▶ PROBLEM STATEMENT: Please retype, word for word, the part of the article on BTO flat pricing that opens with the words containing "On Dec 11, Ms." and closes with "continue to do so.".

▶ SELECTED PASSAGE:
┌──

After Senior Minister of State for National Development, Sim Ann responded to PSP NCMP Leong Mun Wai’s Facebook post about BTOs (Built-to-Order flats) earlier this month, she now invited him to a full debate.
On Dec 20 (Monday), Ms. Sim answered the points raised by Mr. Leong Mun Wai in a Dec 16 Facebook post: “I invite Mr. Leong to go beyond social media posts and file a motion in Parliament so that we can have a full debate.”
The Backstory
The Progress Singapore Party Non-Constituency Member of Parliament had written in a much-shared Dec 8 Facebook post that in the context of the price of HDB flats, “land costs should be taken out of the picture” and that “the time has come for us to question whether even our public housing policy has lost its way.”
On Dec 11, Ms. Sim answered in detail the points Mr. Leong Mun Wai had raised, writing that the Government has kept BTOs affordable for Singaporeans and will continue to do so.
“Essentially, Mr. Leong wants the Government to price BTOs much lower, disregarding land costs if necessary,” she added.
The Senior Minister of State also wrote that while the government is sympathetic to people’s concerns around higher housing costs, increasing housing subsidies would mean decreasing funding for other spending priorities such as education, healthcare, and security.
Round 2
On Dec 16, Mr. LeongMun Wai thanked Ms. Sim for her response, calling it “one step towards a more thorough and productive public discourse.”
However, he does not believe that HDB flats are subsidized “because the government has net positive cash flow from each HDB flat it sells disregarding land costs.”

└──

▶ THE DATA:
┌──

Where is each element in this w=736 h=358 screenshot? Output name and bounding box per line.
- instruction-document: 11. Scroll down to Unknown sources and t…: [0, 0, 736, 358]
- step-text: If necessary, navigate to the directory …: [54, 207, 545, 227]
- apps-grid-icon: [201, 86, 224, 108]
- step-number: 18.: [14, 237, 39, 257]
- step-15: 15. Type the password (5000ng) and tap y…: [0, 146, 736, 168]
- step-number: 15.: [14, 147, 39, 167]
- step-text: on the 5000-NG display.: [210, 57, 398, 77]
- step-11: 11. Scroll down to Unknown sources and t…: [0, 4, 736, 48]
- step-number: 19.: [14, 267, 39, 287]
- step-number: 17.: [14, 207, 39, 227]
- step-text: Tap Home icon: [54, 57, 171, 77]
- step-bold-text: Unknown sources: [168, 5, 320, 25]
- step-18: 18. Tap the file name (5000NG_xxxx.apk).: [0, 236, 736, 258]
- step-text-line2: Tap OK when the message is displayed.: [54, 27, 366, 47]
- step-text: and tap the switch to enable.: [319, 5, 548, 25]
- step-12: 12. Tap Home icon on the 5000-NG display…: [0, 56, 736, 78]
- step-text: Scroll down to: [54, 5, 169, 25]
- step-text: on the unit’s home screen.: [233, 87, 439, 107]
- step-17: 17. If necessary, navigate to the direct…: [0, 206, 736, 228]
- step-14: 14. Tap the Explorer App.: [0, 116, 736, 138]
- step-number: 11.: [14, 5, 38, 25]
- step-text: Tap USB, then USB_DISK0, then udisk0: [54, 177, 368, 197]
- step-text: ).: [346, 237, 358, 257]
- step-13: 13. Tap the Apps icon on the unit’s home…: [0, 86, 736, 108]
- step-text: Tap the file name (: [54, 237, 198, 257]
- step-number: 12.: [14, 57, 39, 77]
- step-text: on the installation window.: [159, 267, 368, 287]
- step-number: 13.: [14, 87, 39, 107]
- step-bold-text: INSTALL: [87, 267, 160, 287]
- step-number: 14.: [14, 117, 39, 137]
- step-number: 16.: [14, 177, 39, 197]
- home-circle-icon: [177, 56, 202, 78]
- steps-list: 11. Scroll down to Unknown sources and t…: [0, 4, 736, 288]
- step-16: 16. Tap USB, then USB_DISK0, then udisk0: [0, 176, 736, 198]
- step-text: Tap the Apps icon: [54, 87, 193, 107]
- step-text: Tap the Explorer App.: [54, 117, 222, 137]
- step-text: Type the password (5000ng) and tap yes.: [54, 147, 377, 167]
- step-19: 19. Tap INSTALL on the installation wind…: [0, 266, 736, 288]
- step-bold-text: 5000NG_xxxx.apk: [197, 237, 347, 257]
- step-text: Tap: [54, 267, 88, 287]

└──

▶ RESPONSE:
On Dec 11, Ms. Sim answered in detail the points Mr. Leong Mun Wai had raised, writing that the Government has kept BTOs affordable for Singaporeans and will continue to do so.